Excerpt provided.
· · · ·

Consistency Trajectory Planning: High-Quality and Efficient Trajectory Optimization for Offline Model-Based Reinforcement Learning
This addresses efficiency issues in offline planning for reinforcement learning, offering a practical solution for high-performance, low-latency applications.
The paper tackles the high computational cost of diffusion-based planning in offline model-based reinforcement learning by proposing Consistency Trajectory Planning (CTP), which achieves comparable performance with over 120x speedup in inference time on the D4RL benchmark.
This paper introduces Consistency Trajectory Planning (CTP), a novel offline model-based reinforcement learning method that leverages the recently proposed Consistency Trajectory Model (CTM) for efficient trajectory optimization. While prior work applying diffusion models to planning has demonstrated strong performance, it often suffers from high computational costs due to iterative sampling procedures. CTP supports fast, single-step trajectory generation without significant degradation in policy quality. We evaluate CTP on the D4RL benchmark and show that it consistently outperforms existing diffusion-based planning methods in long-horizon, goal-conditioned tasks. Notably, CTP achieves higher normalized returns while using significantly fewer denoising steps. In particular, CTP achieves comparable performance with over $120\times$ speedup in inference time, demonstrating its practicality and effectiveness for high-performance, low-latency offline planning.

· · · ·

Entries provided.
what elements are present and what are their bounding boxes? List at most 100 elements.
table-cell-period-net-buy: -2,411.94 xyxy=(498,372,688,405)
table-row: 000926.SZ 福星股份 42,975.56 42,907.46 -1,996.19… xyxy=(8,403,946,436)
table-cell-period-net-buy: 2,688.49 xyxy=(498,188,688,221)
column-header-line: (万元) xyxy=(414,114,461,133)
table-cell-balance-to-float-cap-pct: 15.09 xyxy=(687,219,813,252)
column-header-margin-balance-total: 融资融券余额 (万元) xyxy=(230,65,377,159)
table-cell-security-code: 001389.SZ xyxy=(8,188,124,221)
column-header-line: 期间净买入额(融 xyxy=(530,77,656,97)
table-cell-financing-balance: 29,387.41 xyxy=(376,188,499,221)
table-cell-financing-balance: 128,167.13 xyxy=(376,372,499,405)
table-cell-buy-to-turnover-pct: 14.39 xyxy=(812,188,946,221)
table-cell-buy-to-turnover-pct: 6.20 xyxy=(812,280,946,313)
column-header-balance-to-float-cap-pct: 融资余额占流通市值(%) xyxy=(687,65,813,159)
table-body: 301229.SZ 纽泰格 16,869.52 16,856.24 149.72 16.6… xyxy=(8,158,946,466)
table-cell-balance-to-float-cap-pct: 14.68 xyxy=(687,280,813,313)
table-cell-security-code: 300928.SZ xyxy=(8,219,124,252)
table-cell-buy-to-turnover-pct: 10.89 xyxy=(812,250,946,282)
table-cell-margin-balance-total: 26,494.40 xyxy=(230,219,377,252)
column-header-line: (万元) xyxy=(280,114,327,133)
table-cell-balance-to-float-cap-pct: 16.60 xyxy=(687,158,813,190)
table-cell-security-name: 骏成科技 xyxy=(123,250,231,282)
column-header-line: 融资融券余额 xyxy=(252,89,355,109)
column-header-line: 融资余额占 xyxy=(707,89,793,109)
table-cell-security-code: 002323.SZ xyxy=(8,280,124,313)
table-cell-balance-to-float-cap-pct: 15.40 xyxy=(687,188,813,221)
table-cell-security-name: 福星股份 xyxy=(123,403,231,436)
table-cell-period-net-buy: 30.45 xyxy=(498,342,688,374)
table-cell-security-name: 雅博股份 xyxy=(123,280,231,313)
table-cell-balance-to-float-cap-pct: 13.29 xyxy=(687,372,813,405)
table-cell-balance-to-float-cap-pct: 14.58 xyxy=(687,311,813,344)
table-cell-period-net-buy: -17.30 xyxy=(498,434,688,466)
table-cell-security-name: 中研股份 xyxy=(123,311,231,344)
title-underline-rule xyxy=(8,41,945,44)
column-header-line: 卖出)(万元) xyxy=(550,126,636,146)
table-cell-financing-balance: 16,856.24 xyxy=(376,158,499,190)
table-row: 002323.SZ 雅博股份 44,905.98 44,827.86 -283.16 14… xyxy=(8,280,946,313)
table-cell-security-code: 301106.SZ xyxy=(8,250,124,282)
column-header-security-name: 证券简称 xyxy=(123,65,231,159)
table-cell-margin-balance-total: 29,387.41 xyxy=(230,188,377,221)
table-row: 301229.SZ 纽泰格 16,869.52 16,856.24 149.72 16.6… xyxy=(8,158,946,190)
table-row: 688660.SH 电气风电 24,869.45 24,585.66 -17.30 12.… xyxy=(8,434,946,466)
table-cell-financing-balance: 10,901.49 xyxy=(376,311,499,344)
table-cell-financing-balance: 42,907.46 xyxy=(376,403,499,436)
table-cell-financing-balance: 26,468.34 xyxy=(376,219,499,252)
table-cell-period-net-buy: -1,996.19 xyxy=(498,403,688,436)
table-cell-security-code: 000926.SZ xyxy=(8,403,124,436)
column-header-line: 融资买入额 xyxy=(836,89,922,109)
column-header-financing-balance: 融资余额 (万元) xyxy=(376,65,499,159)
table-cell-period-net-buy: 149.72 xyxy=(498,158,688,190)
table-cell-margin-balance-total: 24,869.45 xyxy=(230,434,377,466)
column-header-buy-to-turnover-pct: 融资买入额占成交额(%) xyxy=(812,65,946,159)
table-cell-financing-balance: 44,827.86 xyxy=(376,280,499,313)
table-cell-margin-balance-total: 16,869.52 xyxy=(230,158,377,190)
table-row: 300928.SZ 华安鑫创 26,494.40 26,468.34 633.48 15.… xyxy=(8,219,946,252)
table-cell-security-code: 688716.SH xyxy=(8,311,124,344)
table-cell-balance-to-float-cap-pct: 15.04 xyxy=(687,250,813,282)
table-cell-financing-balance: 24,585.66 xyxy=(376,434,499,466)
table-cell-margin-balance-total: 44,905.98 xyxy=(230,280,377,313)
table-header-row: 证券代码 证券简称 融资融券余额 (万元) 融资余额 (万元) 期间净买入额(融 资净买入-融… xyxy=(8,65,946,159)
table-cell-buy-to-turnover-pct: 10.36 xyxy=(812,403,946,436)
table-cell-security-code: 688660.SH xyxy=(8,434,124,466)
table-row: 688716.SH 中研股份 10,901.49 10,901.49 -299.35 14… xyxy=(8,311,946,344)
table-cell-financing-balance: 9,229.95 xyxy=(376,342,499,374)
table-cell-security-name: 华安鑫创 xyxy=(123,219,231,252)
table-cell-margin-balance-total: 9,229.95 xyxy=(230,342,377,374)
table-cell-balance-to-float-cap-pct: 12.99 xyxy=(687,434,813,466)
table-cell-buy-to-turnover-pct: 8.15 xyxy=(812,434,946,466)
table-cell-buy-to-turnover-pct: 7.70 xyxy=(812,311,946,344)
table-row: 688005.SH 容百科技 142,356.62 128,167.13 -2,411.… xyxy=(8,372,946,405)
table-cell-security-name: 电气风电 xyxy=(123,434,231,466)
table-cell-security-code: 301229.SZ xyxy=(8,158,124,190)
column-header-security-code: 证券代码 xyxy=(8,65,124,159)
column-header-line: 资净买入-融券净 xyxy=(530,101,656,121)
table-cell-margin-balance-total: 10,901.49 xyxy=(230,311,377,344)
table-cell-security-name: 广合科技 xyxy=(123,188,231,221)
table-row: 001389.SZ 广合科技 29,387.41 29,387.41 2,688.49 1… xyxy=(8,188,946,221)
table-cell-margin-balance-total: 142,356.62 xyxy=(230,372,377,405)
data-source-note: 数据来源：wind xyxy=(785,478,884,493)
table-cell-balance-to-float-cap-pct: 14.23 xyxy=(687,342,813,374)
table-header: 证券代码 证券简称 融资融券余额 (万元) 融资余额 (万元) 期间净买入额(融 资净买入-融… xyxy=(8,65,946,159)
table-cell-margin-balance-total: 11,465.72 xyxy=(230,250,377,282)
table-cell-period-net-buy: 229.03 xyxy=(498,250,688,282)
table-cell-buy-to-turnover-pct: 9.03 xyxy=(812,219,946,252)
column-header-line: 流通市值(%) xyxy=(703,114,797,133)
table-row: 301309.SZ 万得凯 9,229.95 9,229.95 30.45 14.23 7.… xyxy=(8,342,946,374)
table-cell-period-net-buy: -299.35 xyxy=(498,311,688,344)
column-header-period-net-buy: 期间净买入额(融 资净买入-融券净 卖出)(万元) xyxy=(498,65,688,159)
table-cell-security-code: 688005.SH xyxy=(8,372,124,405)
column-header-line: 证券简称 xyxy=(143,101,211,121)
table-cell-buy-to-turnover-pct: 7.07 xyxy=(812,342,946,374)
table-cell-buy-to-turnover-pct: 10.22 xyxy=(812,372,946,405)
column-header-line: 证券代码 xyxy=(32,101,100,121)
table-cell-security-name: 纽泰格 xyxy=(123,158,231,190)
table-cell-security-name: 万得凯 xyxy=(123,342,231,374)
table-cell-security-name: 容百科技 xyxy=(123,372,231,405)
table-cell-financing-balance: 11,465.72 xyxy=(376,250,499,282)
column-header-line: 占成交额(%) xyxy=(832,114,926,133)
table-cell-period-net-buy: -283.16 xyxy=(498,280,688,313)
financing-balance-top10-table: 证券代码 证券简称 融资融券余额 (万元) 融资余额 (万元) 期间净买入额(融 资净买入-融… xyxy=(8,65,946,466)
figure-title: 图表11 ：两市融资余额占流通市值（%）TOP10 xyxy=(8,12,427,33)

· · · ·

Your tasks.
1: Do these statements agree with the CTP abstract? (a) CTP is evaluated on the D4RL benchmark. (b) CTP uses more denoising steps than existing diffusion-based planning methods. (c) CTP builds on the Consistency Trajectory Model. For each, answer yes or no and quote the deciding words.
2: Swap "efficiency" for "speed" in the passage of the CTP abstract starting with "Consistency Trajectory Planning: High-Quality" and going on through "high-performance, low-latency applications.", and write out the result.
The records have no connection to the CTP abstract.

Exercise results.
1:
(a) Yes: "We evaluate CTP on the D4RL benchmark"
(b) No: "CTP achieves higher normalized returns while using significantly fewer denoising steps."
(c) Yes: "leverages the recently proposed Consistency Trajectory Model (CTM) for efficient trajectory optimization"

2:
Consistency Trajectory Planning: High-Quality and Efficient Trajectory Optimization for Offline Model-Based Reinforcement Learning
This addresses speed issues in offline planning for reinforcement learning, offering a practical solution for high-performance, low-latency applications.